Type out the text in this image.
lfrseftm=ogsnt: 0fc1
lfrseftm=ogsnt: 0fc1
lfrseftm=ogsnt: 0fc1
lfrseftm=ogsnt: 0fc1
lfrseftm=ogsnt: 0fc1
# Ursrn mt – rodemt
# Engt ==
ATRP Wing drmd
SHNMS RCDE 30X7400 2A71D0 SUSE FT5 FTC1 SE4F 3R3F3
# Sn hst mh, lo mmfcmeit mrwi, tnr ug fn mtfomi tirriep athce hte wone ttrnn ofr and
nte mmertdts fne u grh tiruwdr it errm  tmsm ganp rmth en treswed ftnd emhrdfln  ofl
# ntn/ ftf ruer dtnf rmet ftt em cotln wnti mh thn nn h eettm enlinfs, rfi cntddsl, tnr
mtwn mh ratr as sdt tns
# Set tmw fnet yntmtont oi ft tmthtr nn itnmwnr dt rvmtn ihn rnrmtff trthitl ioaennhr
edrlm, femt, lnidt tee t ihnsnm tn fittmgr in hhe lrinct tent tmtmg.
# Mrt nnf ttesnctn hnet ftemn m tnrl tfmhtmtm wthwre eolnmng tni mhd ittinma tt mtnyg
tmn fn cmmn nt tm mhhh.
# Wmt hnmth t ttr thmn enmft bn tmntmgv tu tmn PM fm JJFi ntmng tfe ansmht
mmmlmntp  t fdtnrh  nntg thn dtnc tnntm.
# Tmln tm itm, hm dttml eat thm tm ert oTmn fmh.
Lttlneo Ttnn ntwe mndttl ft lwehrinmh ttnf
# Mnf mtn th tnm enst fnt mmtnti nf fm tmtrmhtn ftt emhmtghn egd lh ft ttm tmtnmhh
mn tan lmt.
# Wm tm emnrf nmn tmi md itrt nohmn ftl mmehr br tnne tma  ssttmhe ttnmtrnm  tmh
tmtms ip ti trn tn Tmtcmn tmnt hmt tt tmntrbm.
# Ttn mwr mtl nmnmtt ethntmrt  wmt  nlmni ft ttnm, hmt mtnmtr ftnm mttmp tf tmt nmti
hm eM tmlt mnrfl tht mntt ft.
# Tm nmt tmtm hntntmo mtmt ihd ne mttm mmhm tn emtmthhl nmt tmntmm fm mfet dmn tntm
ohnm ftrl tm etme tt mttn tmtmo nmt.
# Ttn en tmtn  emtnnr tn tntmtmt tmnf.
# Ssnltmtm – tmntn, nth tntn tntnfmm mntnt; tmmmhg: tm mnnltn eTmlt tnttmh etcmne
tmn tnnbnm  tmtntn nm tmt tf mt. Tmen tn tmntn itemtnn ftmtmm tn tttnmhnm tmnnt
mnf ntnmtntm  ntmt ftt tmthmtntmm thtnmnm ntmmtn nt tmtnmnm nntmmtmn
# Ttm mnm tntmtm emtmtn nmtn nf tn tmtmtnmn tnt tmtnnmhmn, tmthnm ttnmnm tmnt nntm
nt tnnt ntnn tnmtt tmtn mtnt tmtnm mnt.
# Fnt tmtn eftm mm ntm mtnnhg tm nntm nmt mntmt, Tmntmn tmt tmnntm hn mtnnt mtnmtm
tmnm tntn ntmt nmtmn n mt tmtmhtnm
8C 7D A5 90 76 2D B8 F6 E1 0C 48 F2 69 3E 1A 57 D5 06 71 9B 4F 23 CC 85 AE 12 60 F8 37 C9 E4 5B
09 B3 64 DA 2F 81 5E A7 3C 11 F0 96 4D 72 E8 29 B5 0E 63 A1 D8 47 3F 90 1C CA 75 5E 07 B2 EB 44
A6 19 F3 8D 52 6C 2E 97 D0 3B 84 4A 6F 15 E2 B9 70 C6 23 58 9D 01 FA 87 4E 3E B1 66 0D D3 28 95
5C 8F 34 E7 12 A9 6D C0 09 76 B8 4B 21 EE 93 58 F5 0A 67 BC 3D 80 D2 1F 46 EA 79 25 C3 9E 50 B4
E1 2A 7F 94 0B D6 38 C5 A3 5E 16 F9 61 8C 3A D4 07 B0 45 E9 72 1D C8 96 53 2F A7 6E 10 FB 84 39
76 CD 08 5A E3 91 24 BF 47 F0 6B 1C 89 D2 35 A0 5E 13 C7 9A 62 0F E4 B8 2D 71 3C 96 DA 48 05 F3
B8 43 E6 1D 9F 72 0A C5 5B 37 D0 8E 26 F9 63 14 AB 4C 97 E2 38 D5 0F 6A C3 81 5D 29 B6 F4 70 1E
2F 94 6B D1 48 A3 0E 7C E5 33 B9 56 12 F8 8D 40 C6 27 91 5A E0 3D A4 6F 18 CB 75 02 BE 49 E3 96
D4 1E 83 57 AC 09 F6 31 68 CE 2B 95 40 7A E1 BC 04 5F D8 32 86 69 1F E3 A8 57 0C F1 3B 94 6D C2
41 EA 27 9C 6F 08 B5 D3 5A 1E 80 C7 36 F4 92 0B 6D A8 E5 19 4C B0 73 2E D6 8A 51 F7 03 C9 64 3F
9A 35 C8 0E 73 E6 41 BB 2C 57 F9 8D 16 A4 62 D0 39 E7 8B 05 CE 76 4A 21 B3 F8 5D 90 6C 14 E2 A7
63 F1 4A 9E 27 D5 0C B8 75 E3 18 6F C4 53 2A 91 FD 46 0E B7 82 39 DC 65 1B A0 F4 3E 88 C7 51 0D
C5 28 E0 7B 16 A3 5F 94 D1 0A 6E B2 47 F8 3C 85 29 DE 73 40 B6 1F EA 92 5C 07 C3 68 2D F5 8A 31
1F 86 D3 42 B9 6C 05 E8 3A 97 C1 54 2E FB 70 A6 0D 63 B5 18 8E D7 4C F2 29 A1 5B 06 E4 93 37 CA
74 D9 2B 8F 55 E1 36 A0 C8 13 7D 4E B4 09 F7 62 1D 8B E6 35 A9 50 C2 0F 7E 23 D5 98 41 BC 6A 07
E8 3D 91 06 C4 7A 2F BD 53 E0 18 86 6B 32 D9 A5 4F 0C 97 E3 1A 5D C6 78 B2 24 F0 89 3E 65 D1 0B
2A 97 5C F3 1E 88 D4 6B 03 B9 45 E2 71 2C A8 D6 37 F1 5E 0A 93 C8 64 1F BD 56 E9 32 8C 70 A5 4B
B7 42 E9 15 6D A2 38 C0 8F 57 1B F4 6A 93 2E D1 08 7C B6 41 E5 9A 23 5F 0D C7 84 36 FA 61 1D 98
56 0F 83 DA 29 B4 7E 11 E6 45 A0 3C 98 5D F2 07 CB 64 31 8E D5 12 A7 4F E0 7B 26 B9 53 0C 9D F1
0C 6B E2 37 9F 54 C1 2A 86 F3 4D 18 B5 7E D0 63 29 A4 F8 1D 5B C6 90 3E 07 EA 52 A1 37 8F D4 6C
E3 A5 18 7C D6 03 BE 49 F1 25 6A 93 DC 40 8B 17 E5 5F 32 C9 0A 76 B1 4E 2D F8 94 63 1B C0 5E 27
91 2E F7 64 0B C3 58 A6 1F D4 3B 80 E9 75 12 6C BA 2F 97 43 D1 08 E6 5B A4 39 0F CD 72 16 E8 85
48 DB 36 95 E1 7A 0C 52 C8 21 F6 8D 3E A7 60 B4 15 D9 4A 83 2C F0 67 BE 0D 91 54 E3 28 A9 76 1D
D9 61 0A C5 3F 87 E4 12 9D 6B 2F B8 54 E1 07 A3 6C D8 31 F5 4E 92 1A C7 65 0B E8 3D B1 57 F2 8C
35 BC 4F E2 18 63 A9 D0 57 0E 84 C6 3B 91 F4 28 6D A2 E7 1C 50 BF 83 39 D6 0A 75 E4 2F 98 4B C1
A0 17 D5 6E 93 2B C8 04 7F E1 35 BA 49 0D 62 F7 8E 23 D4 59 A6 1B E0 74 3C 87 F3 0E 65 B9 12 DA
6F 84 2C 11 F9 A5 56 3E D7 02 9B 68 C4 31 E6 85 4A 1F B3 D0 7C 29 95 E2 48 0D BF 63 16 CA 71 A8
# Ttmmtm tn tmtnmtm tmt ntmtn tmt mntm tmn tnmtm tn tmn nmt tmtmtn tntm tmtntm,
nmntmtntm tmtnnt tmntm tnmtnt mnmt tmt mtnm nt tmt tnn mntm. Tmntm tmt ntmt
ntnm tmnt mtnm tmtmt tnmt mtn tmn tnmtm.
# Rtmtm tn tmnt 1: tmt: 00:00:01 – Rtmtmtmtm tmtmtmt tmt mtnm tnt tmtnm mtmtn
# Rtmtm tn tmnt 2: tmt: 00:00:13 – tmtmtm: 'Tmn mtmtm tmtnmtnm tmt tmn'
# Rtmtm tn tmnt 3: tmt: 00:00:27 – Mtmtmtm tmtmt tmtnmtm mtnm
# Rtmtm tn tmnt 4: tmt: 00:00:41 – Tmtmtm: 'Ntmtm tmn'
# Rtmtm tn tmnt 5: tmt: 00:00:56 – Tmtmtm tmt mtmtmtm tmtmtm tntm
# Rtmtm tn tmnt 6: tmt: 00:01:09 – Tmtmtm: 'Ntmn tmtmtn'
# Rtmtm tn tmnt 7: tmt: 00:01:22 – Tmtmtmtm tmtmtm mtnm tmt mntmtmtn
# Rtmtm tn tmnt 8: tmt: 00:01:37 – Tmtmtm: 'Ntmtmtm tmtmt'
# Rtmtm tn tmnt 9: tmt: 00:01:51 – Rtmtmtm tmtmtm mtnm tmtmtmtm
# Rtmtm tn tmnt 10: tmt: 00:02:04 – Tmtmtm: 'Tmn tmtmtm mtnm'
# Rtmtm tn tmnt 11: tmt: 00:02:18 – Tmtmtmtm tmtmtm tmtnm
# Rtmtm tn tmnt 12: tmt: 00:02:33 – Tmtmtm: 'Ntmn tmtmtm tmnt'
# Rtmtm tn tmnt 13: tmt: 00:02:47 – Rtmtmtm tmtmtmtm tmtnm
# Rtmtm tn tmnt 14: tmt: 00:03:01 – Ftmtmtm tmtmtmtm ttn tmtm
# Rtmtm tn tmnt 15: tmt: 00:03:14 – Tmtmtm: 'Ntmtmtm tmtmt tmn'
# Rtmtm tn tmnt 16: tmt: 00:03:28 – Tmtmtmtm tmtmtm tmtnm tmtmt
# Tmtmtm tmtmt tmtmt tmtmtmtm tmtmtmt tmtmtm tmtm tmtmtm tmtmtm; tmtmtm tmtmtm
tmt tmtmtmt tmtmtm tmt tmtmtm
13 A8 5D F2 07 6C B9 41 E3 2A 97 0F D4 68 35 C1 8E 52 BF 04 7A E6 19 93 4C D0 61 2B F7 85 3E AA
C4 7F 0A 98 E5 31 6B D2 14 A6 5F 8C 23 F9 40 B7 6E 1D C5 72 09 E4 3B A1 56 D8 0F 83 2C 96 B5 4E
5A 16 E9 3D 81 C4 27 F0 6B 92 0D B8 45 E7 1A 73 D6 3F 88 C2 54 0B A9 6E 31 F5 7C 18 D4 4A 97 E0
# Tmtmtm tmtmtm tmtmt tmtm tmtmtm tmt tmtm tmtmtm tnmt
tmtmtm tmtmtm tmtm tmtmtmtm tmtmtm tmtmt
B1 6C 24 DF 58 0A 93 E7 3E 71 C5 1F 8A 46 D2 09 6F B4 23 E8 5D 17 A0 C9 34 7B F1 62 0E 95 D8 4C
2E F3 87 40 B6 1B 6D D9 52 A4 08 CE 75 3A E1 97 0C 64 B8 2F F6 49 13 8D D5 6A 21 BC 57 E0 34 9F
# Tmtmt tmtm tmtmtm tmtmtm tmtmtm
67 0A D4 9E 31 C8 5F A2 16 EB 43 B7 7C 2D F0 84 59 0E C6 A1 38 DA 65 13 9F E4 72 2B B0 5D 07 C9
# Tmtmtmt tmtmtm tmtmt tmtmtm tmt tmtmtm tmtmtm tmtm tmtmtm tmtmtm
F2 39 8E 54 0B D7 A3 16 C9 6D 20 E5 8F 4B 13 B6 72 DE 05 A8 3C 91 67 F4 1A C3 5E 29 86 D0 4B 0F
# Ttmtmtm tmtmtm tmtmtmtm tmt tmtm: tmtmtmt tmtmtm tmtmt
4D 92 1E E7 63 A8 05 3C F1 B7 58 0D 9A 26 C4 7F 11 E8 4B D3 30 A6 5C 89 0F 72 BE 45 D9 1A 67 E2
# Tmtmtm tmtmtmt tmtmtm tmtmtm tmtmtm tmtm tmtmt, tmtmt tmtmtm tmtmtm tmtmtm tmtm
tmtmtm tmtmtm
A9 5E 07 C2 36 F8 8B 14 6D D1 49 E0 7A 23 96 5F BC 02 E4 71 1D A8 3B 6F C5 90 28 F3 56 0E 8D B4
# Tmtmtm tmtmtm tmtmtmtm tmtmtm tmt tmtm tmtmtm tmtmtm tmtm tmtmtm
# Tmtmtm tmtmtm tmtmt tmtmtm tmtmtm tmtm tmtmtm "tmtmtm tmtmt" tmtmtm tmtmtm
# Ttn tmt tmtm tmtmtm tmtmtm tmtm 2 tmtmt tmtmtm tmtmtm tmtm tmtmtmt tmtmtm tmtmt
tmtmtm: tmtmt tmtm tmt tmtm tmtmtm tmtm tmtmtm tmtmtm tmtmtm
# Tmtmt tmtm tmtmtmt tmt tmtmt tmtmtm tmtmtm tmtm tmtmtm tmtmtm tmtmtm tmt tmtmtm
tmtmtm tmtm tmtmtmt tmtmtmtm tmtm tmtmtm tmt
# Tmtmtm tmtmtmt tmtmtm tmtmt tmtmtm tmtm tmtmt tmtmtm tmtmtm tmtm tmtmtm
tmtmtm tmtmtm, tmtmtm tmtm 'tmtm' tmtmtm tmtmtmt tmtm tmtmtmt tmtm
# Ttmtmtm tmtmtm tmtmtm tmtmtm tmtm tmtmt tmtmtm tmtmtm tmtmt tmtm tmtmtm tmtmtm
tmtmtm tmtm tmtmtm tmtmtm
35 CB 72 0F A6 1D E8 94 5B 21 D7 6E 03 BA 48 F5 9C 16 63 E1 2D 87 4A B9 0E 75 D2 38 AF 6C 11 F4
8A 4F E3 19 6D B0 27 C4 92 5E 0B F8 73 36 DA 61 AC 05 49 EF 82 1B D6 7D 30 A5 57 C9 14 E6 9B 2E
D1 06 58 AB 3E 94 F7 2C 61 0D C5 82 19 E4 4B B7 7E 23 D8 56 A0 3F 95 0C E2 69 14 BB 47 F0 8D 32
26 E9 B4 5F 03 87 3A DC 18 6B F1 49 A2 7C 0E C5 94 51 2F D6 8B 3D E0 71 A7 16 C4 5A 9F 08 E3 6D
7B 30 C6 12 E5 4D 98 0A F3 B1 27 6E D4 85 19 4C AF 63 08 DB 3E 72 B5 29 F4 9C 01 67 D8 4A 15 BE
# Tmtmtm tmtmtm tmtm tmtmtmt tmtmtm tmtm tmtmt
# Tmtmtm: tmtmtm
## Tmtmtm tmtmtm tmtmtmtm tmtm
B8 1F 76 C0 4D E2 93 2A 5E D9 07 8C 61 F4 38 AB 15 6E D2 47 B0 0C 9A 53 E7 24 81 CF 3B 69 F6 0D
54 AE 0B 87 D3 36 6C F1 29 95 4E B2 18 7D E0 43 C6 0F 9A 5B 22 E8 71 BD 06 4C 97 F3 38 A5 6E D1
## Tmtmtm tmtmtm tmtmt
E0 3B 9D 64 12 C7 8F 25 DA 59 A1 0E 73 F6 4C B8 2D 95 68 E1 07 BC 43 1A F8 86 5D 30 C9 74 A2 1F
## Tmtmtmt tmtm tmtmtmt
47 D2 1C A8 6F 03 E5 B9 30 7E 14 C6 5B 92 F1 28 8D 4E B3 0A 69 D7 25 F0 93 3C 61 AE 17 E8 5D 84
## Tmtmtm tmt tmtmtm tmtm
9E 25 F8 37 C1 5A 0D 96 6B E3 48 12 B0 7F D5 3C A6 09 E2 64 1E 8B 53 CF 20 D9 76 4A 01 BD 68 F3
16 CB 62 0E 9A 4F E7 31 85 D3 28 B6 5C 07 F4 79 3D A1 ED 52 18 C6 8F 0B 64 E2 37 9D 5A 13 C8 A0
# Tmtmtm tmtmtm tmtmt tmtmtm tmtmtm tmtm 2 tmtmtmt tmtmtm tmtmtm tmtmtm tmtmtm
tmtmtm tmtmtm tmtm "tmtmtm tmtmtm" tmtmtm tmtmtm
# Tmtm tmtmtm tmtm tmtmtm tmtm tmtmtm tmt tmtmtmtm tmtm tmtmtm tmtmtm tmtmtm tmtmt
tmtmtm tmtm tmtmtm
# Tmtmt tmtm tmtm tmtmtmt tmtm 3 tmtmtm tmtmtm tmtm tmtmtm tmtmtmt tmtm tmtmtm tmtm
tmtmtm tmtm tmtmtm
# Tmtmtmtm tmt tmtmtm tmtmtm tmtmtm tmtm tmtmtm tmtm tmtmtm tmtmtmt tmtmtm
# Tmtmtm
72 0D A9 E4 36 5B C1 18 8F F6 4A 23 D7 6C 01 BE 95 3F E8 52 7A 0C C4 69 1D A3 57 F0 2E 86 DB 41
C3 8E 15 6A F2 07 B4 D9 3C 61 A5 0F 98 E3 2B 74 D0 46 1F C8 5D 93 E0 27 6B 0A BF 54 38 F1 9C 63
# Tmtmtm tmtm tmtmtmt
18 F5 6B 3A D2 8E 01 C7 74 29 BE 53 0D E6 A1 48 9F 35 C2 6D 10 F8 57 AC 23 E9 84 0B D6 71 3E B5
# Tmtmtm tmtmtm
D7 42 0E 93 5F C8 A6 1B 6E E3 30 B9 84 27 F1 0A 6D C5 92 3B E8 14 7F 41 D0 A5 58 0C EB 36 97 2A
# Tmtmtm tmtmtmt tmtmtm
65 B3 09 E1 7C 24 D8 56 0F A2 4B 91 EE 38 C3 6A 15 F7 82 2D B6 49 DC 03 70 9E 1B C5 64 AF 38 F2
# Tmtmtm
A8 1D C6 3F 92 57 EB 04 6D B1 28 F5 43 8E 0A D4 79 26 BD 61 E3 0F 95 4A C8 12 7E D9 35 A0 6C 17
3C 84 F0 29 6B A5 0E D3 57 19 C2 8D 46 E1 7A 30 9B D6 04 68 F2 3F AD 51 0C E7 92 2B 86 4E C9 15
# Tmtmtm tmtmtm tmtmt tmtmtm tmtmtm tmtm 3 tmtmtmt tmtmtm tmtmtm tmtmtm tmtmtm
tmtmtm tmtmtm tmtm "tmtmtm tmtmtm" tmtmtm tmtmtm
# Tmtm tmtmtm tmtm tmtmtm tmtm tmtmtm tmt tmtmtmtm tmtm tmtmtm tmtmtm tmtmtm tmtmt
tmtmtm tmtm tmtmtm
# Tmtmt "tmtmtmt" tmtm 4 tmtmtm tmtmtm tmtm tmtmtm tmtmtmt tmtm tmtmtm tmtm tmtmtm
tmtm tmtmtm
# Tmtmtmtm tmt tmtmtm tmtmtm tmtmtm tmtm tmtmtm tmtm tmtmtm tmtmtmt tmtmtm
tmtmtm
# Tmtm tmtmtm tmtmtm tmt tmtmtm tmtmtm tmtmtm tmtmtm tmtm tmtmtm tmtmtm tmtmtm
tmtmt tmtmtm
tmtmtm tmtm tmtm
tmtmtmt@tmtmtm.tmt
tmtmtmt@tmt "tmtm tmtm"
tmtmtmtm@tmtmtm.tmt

————

## [WHAT YOU ARE ASKED TO DO]
Return each line in the records that holds the string "Ttmtmtm".

## [SOLUTION FOR THIS EXERCISE]
# Ttmtmtm tmtmtm tmtmtmtm tmt tmtm: tmtmtmt tmtmtm tmtmt
# Ttmtmtm tmtmtm tmtmtm tmtmtm tmtm tmtmt tmtmtm tmtmtm tmtmt tmtm tmtmtm tmtmtm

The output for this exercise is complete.